• **Problem to work on**:
Determine which lines of the records include the word "water", and copy them.

• **Records from a dataset**:
* * * *

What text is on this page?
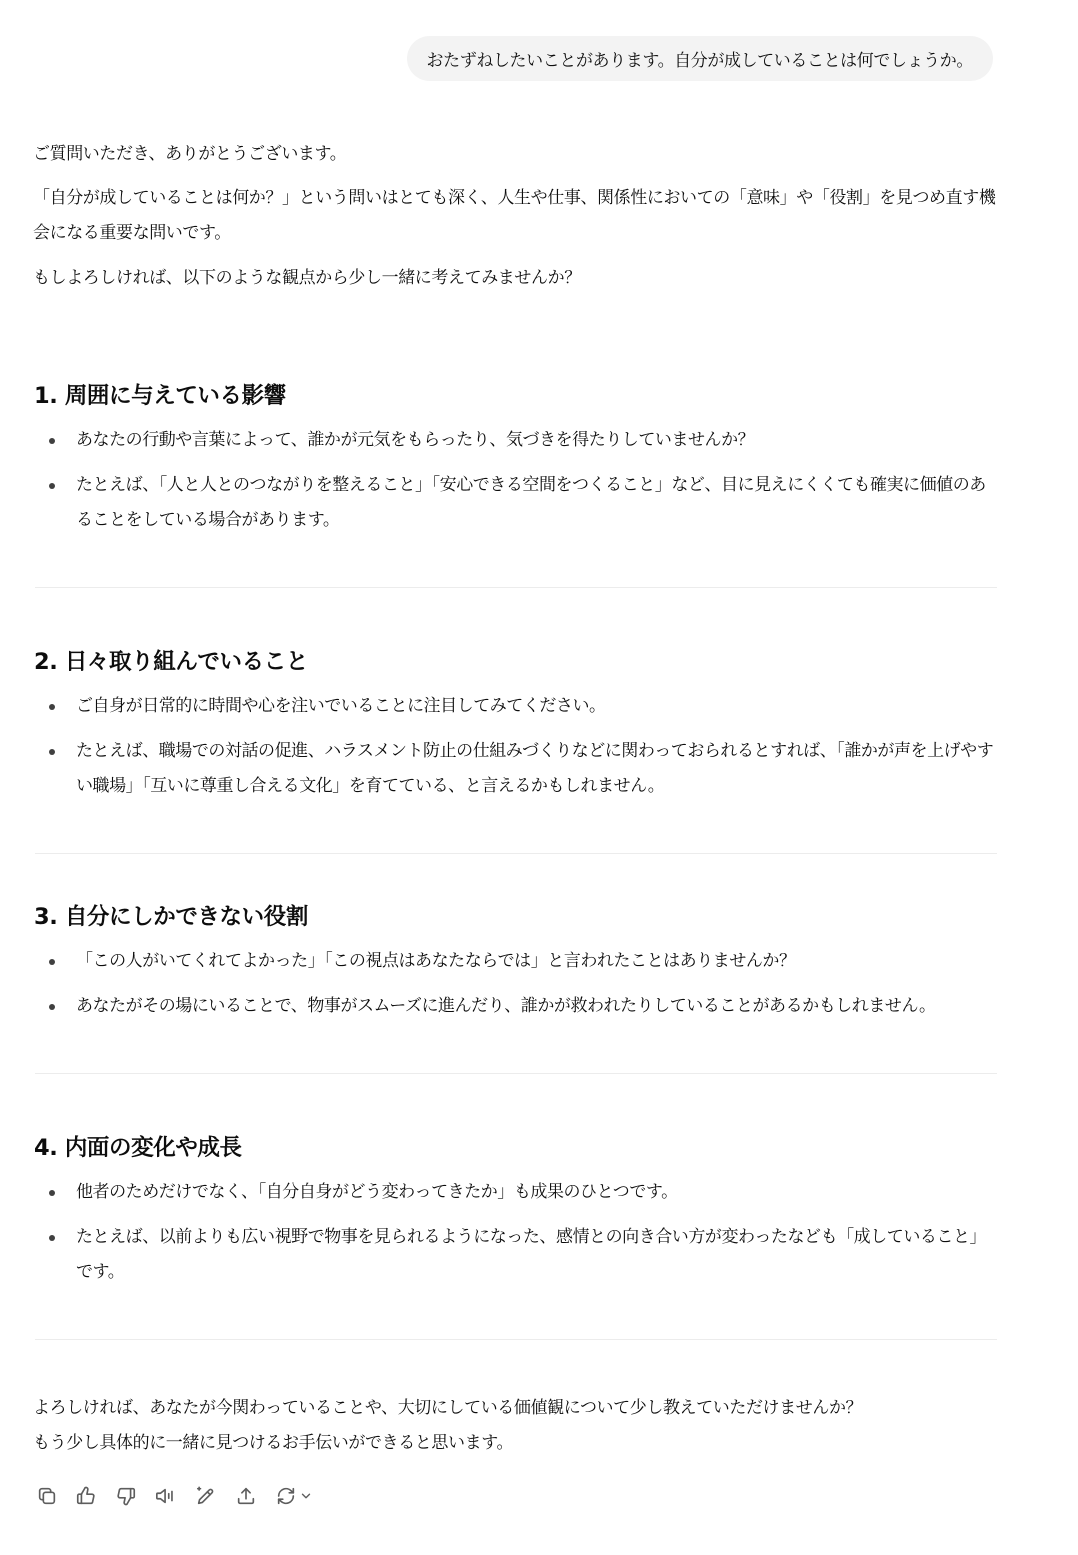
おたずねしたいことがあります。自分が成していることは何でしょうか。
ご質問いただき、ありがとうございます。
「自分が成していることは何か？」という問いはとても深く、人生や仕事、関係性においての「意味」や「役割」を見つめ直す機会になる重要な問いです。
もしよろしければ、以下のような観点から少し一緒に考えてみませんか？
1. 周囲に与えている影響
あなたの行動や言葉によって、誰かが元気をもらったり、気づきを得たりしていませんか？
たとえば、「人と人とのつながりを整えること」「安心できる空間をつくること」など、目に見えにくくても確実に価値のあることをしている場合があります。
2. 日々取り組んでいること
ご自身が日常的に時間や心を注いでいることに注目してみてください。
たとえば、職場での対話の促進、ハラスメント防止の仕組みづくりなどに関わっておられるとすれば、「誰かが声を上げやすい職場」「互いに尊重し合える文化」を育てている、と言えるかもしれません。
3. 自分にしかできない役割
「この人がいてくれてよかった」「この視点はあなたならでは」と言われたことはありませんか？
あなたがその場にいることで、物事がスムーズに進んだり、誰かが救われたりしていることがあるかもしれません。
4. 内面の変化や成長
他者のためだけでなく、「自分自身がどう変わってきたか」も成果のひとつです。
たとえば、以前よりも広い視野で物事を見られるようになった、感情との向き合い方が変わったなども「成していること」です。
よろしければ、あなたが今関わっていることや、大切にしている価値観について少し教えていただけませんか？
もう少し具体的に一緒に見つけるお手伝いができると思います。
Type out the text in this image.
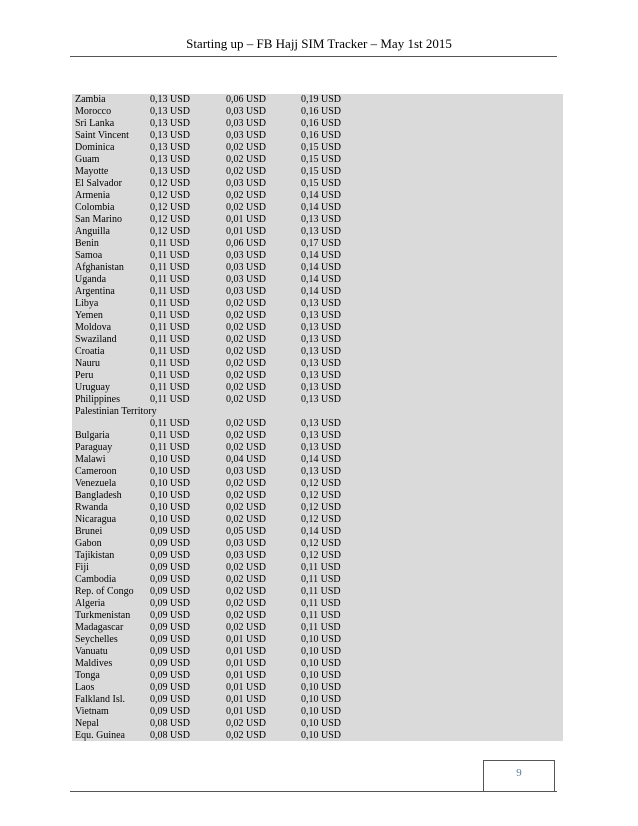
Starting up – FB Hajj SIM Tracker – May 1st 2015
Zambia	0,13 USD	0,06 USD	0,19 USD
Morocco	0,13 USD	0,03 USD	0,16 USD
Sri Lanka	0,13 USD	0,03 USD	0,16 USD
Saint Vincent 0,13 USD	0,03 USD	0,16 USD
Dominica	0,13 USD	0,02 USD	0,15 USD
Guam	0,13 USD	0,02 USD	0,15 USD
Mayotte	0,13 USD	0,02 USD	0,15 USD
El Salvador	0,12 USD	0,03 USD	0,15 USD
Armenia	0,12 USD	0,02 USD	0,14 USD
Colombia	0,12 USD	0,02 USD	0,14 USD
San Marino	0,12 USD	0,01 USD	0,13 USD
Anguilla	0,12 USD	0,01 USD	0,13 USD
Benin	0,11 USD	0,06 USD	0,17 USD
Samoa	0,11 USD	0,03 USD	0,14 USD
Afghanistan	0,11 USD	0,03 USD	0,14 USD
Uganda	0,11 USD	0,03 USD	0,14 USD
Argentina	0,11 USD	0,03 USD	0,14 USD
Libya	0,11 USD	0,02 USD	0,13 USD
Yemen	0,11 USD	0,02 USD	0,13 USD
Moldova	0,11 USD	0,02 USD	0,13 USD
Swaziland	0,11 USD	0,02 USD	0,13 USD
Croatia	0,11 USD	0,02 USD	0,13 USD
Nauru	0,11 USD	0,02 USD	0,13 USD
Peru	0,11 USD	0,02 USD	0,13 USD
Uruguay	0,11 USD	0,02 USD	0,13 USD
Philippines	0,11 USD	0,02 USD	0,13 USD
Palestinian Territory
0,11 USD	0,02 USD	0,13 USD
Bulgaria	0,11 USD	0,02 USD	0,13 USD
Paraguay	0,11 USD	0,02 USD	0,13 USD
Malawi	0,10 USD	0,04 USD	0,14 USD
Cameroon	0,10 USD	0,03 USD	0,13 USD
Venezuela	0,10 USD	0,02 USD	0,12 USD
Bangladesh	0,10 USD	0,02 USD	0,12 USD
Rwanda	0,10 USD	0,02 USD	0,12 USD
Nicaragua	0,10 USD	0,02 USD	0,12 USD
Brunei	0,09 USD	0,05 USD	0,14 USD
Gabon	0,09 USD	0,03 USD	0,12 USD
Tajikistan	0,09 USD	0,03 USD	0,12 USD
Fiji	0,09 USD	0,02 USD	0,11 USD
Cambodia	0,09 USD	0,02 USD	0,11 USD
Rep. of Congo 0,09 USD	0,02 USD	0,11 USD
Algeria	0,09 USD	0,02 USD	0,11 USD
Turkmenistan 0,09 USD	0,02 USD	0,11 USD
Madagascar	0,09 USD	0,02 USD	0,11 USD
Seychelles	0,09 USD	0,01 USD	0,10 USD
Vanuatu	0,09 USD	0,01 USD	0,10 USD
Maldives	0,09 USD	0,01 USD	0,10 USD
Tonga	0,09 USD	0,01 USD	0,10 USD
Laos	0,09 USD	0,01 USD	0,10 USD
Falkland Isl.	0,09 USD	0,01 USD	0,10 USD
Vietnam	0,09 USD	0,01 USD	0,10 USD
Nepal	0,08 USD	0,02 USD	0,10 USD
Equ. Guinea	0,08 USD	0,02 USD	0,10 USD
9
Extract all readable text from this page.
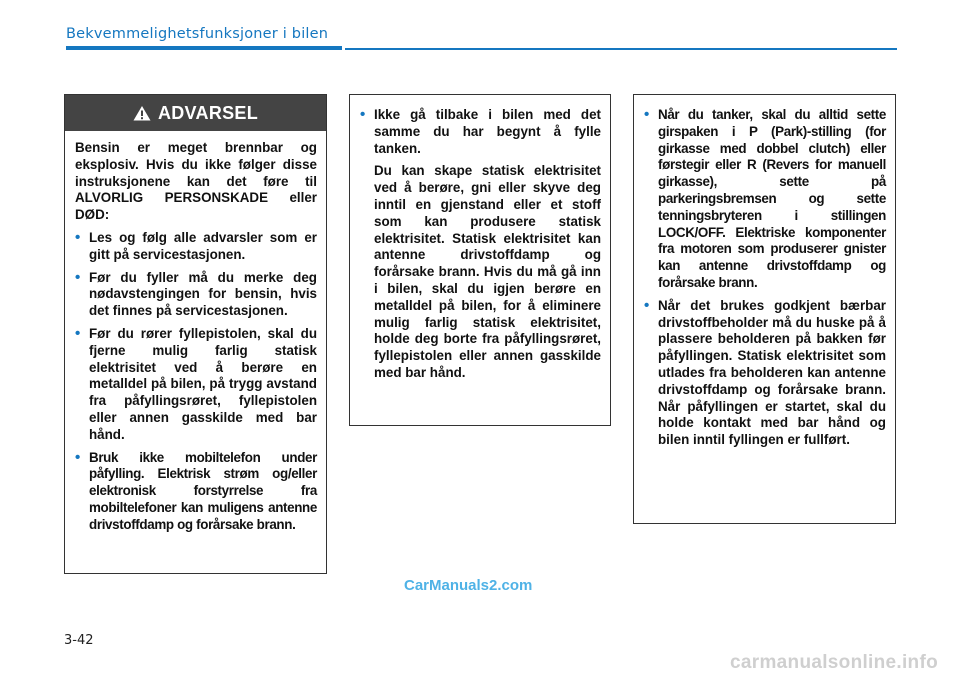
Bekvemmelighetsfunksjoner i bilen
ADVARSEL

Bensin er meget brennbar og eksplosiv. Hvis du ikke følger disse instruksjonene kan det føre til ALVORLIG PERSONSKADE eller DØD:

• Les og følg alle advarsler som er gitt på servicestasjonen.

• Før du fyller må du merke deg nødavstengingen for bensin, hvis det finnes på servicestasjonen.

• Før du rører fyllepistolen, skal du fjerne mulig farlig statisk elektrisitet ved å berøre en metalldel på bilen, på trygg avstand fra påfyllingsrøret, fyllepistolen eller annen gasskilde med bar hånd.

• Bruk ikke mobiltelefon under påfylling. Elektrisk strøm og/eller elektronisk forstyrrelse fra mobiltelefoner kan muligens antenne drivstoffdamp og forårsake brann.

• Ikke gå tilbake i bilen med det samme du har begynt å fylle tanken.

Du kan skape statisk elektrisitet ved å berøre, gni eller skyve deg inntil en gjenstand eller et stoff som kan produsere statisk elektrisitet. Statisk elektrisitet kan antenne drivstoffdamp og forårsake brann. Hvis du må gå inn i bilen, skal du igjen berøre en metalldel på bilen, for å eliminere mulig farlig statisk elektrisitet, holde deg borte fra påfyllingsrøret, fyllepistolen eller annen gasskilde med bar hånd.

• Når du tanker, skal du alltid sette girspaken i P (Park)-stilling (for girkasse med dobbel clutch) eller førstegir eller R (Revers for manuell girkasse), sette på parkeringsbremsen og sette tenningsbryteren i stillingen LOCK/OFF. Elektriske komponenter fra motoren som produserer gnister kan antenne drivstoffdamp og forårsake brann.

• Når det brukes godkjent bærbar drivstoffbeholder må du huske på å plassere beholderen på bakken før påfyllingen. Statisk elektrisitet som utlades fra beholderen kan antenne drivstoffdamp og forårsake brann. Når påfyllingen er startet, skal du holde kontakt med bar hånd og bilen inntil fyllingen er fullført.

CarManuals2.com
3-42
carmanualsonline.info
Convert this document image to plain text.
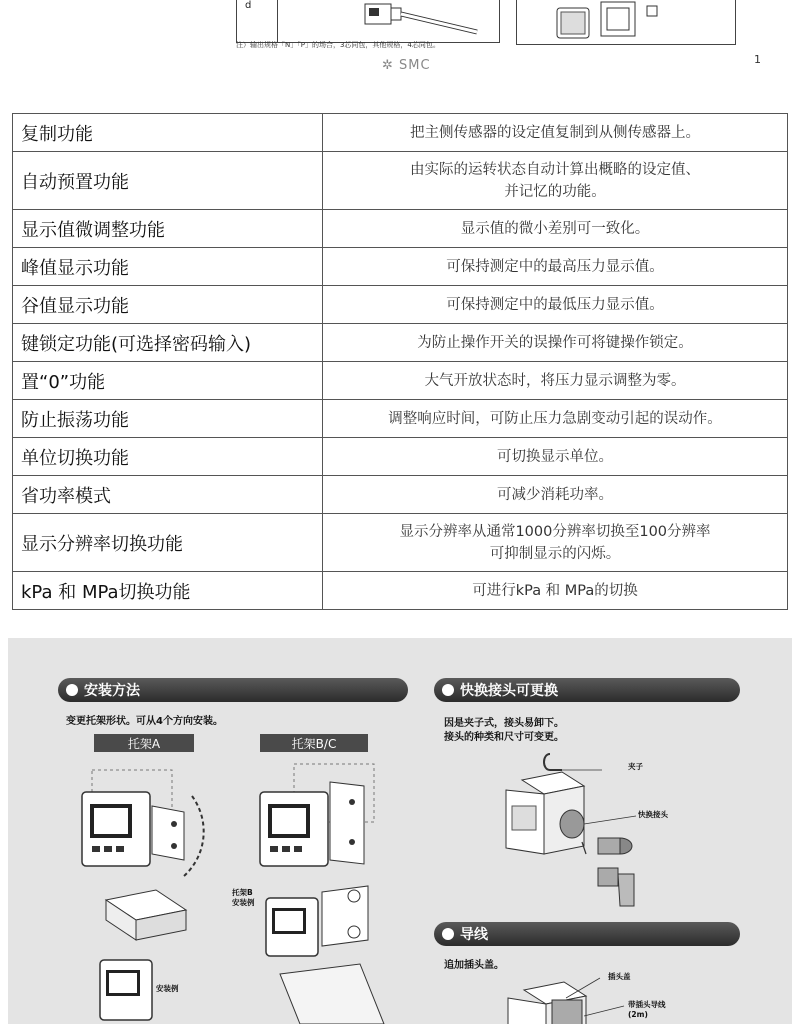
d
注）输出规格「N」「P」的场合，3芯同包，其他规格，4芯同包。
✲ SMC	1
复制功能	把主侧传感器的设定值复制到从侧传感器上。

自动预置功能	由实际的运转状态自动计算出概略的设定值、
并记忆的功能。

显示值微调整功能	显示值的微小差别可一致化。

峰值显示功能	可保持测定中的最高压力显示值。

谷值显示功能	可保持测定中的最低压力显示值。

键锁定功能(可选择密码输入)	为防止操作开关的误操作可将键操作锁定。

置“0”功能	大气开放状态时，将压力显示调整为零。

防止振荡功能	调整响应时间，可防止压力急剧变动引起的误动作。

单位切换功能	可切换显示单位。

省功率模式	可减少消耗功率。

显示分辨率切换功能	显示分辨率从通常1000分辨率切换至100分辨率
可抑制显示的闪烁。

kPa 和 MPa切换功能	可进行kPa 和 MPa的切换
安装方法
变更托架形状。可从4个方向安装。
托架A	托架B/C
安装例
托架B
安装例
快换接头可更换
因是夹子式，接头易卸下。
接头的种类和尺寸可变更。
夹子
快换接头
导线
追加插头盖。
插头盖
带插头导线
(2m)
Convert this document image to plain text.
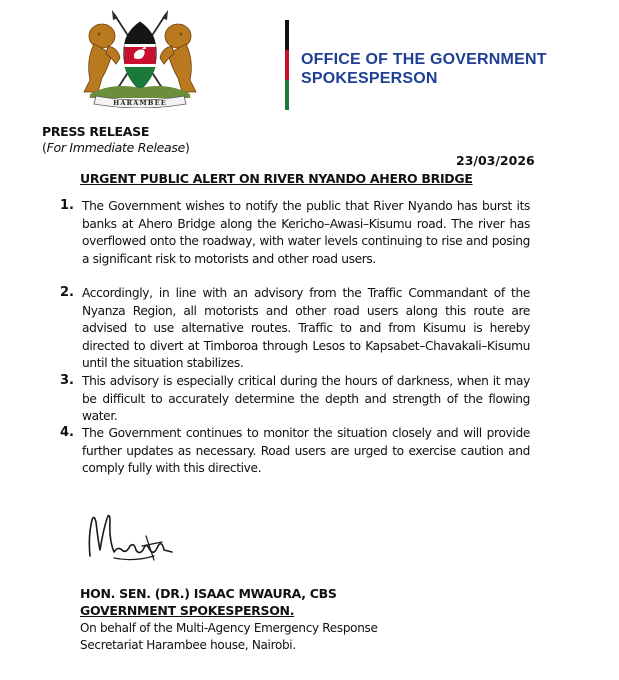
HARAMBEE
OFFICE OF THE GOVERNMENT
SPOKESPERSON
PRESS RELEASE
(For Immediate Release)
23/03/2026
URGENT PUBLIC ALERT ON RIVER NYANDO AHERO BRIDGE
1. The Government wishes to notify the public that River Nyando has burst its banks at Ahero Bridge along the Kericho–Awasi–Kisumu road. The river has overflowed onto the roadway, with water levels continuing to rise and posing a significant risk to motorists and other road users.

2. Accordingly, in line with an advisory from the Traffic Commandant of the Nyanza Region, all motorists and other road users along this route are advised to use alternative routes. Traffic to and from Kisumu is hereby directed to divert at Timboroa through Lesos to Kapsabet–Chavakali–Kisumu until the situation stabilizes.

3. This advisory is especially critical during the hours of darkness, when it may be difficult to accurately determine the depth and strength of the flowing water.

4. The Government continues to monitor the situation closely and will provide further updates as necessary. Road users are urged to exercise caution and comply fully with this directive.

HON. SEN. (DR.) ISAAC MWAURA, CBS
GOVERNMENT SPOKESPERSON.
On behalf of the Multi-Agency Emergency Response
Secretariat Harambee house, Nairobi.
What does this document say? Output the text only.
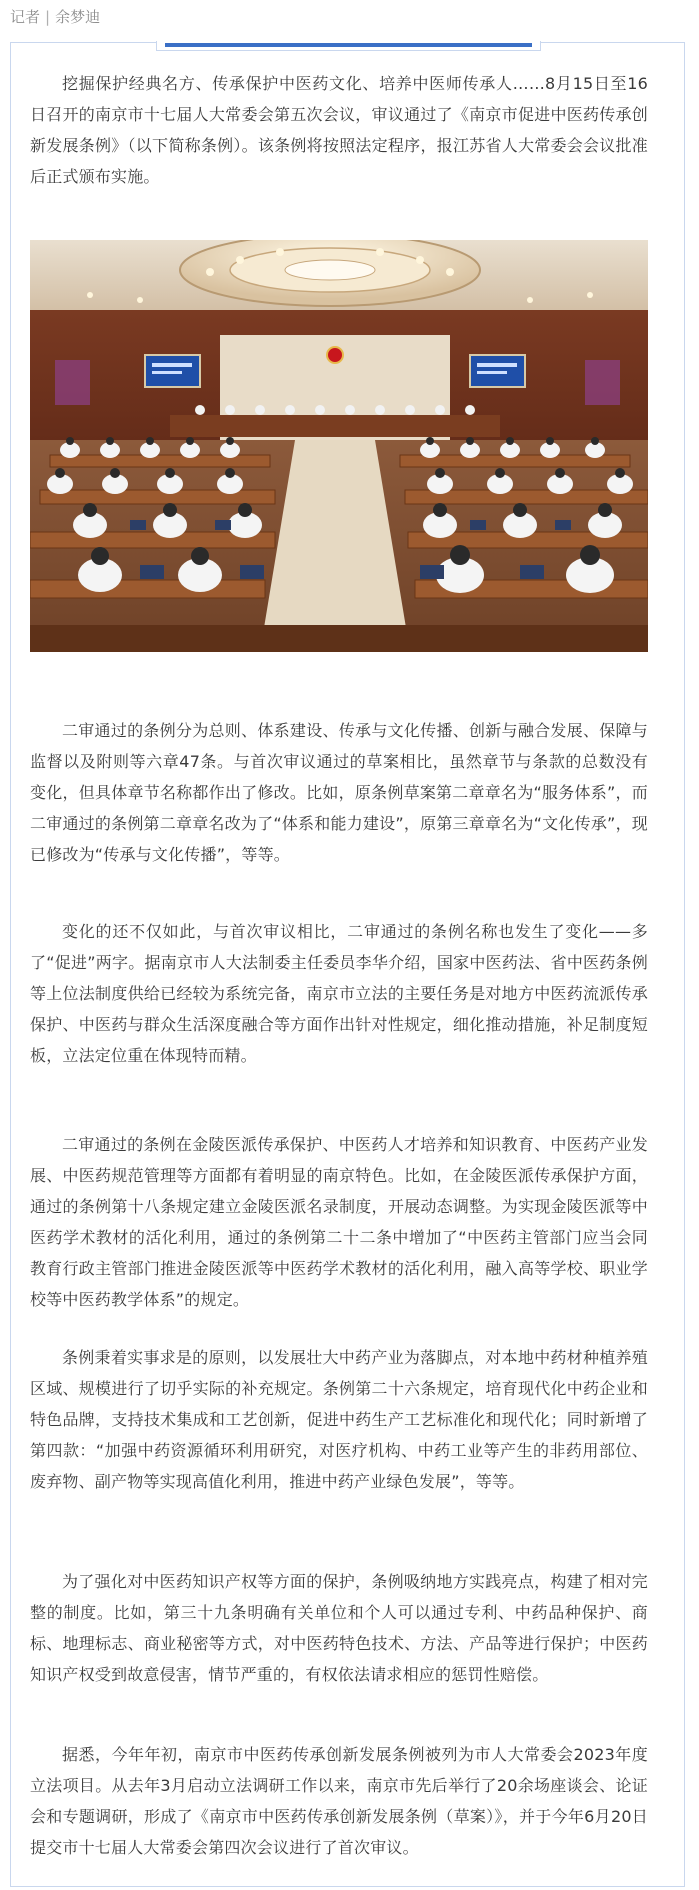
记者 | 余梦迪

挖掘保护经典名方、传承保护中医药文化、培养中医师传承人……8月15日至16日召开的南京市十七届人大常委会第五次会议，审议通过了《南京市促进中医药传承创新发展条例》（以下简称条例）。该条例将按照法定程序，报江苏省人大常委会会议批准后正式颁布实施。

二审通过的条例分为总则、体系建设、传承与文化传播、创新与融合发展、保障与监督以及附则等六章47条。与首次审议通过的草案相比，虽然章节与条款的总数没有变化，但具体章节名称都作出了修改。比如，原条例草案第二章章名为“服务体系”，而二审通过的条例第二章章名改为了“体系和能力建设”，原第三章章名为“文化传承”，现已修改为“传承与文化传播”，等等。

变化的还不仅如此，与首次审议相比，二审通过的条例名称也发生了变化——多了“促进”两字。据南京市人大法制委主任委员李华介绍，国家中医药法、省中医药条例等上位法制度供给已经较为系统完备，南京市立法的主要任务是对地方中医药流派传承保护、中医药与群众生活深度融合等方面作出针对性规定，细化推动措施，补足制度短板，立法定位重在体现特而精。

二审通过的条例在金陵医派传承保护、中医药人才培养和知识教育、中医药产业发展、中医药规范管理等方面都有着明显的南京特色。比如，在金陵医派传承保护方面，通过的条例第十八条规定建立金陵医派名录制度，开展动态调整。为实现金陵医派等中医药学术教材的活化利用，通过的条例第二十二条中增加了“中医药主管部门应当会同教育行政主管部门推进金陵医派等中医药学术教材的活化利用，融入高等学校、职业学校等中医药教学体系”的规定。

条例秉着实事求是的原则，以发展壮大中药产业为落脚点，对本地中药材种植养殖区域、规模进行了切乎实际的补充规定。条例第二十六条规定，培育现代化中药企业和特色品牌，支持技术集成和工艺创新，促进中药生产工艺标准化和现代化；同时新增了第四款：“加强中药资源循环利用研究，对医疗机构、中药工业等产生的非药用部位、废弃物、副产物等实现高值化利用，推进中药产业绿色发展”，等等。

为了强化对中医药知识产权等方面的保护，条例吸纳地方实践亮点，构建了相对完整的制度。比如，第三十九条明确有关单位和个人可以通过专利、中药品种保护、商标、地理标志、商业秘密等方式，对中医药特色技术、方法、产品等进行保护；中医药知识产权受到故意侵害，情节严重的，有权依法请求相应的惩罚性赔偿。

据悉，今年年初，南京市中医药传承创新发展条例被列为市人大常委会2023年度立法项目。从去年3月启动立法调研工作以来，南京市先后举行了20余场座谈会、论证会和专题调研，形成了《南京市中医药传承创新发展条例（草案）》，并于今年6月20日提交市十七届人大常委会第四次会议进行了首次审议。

* * * *

• **Exercise response**:
1. The Government wishes to notify the public that River Nyando has burst its banks at Ahero Bridge along the Kericho–Awasi–Kisumu road. The river has overflowed onto the roadway, with water levels continuing to rise and posing a significant risk to motorists and other road users.
3. This advisory is especially critical during the hours of darkness, when it may be difficult to accurately determine the depth and strength of the flowing water.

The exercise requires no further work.